● **Data provided**:

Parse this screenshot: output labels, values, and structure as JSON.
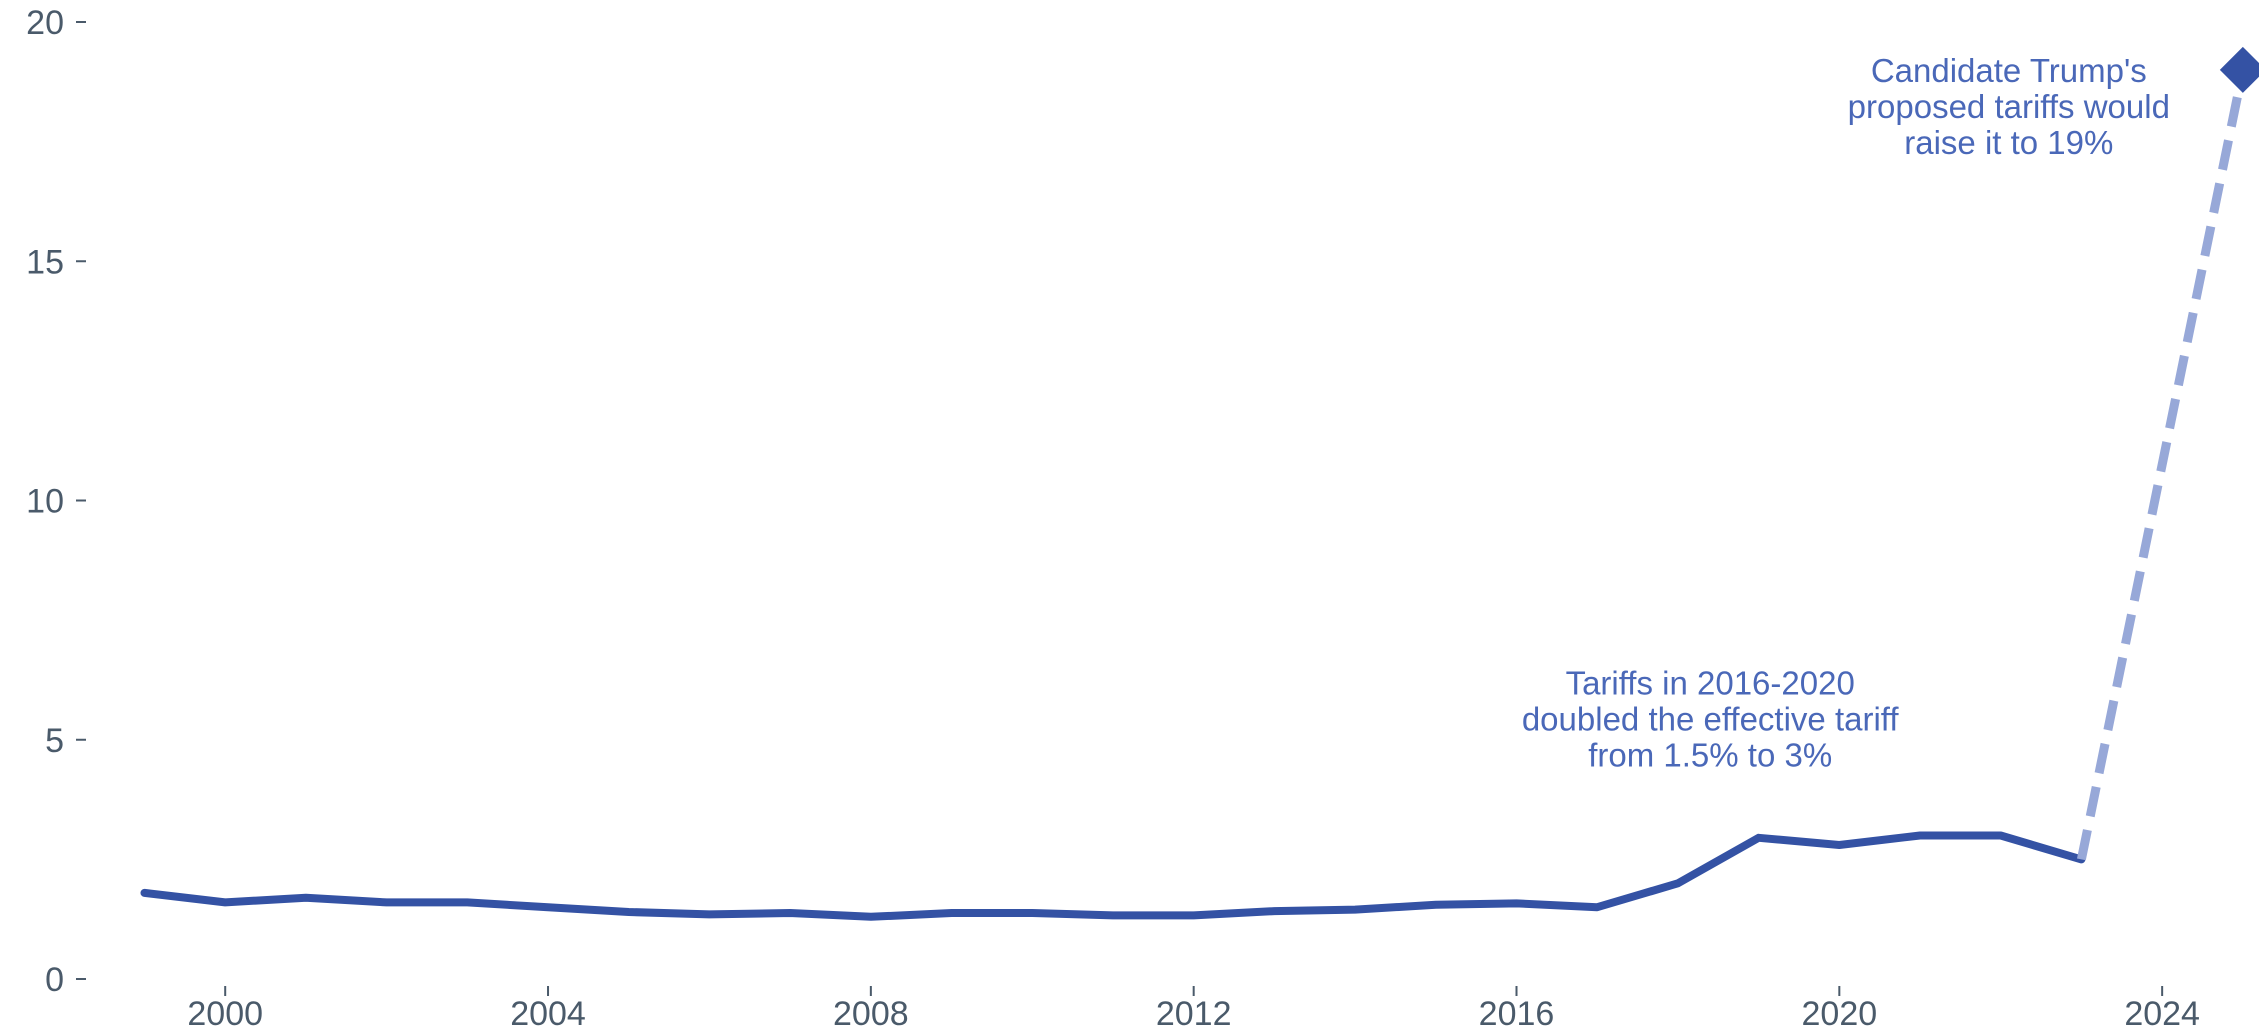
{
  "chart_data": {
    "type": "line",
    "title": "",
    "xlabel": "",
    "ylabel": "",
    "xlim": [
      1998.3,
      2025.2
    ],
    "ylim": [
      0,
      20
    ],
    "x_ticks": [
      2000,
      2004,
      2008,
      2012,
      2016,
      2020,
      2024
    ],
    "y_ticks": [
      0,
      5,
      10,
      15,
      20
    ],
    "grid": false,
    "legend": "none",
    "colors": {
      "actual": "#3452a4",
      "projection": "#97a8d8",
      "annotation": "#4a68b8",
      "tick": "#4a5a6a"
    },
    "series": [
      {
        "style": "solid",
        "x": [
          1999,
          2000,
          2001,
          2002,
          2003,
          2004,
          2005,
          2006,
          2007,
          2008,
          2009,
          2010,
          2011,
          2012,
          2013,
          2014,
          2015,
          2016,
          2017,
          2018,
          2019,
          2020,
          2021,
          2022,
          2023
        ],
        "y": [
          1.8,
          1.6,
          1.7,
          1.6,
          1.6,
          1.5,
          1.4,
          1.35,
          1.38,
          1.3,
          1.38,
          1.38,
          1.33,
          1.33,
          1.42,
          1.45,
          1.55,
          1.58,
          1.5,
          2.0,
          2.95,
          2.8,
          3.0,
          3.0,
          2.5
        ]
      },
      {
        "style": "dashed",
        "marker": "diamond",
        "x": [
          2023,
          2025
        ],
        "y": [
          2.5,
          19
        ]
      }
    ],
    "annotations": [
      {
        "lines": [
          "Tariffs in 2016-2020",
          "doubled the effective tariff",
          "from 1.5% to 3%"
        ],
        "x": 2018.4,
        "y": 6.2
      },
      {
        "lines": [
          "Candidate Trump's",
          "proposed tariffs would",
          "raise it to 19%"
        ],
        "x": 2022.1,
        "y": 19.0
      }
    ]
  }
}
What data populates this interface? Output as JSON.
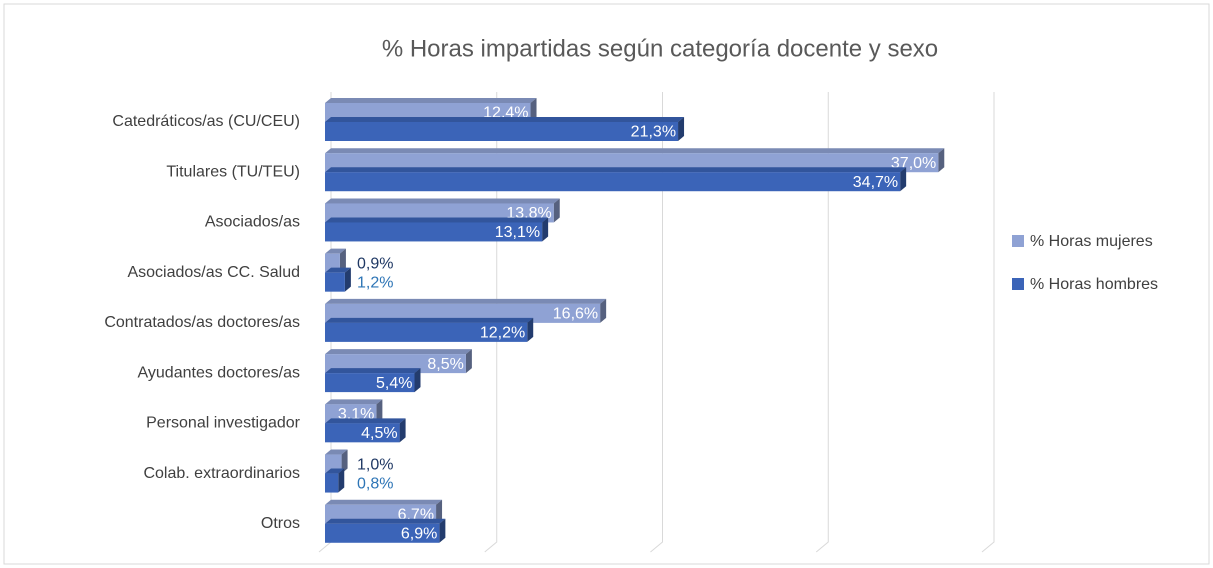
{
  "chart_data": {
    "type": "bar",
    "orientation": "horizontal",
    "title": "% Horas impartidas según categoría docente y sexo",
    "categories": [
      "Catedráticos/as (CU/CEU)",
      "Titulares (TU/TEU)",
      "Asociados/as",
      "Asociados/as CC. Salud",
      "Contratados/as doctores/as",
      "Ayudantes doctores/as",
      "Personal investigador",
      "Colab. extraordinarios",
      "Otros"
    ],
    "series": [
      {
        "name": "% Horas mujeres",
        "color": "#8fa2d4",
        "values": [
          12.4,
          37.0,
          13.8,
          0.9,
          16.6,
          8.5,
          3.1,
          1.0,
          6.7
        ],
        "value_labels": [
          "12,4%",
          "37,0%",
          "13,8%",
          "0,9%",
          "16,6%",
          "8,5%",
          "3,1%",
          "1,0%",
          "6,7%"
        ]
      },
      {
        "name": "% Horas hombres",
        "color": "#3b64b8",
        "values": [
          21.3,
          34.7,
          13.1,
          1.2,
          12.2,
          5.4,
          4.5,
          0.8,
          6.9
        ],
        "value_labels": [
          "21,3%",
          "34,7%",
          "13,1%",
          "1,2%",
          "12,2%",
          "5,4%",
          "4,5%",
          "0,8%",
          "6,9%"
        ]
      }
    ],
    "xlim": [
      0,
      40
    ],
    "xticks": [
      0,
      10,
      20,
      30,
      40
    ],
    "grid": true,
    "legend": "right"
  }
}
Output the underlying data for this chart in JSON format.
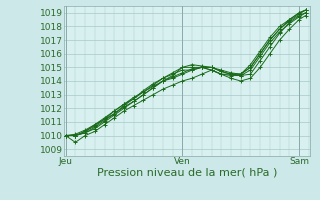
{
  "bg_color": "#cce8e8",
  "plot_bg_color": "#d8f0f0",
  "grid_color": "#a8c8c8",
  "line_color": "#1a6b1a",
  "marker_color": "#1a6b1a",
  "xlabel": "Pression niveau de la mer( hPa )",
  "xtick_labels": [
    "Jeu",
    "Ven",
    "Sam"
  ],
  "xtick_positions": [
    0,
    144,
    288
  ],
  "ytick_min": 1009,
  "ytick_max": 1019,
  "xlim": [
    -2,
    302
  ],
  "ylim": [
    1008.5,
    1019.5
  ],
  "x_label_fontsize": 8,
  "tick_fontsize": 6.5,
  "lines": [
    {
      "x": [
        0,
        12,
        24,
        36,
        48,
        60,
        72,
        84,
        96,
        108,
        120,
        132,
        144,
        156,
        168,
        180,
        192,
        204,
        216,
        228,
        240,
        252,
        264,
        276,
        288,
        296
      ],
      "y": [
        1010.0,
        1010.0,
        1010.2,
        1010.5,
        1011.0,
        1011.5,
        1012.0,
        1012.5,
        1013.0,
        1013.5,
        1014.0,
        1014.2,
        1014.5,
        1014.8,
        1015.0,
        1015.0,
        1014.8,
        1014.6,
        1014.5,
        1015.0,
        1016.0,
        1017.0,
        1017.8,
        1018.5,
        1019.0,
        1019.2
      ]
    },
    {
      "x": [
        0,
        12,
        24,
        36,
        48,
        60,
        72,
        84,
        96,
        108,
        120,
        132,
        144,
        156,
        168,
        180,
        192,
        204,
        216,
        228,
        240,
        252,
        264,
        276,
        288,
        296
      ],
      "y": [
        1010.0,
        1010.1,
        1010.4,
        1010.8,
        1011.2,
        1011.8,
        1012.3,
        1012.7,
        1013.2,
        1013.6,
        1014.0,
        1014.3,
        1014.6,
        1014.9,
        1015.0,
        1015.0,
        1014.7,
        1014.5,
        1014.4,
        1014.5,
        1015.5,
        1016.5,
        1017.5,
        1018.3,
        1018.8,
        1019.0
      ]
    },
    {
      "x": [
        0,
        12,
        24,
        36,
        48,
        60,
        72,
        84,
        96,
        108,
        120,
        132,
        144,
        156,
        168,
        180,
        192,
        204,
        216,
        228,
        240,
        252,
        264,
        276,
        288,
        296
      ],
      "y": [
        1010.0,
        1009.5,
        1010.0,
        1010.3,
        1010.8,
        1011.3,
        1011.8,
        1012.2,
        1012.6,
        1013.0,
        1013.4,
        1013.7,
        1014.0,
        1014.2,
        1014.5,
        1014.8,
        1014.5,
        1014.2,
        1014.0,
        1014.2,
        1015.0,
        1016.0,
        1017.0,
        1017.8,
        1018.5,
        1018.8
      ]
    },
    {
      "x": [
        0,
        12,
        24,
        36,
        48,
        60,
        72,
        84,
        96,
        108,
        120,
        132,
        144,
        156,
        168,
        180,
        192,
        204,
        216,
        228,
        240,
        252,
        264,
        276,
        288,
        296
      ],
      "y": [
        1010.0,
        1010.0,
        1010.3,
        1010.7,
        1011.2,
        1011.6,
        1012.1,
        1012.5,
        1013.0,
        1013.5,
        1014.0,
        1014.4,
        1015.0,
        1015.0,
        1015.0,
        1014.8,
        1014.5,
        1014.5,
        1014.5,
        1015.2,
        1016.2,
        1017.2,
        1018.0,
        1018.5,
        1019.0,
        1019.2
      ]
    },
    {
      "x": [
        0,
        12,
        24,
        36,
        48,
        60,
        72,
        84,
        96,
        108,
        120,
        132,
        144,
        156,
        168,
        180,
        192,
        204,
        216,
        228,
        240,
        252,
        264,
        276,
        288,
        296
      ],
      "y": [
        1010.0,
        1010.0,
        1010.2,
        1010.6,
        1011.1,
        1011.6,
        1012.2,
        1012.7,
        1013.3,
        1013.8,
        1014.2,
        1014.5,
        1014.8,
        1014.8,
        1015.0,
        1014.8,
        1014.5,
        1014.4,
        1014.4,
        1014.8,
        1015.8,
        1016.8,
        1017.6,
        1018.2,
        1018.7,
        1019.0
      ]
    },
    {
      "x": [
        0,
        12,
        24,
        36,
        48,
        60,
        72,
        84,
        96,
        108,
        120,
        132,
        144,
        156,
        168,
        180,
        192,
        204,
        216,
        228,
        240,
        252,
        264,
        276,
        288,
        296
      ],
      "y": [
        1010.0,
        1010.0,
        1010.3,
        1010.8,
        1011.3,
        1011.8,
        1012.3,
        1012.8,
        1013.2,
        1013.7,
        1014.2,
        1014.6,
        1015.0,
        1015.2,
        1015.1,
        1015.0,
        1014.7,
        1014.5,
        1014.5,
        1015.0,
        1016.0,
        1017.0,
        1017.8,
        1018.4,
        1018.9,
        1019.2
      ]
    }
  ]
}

● **Problem details**:
Keep only the lines that hold the string "xlabel", and copy them out.

● **Worked solution**:
    "xlabel": "",
  "xlabel": "Pression niveau de la mer( hPa )",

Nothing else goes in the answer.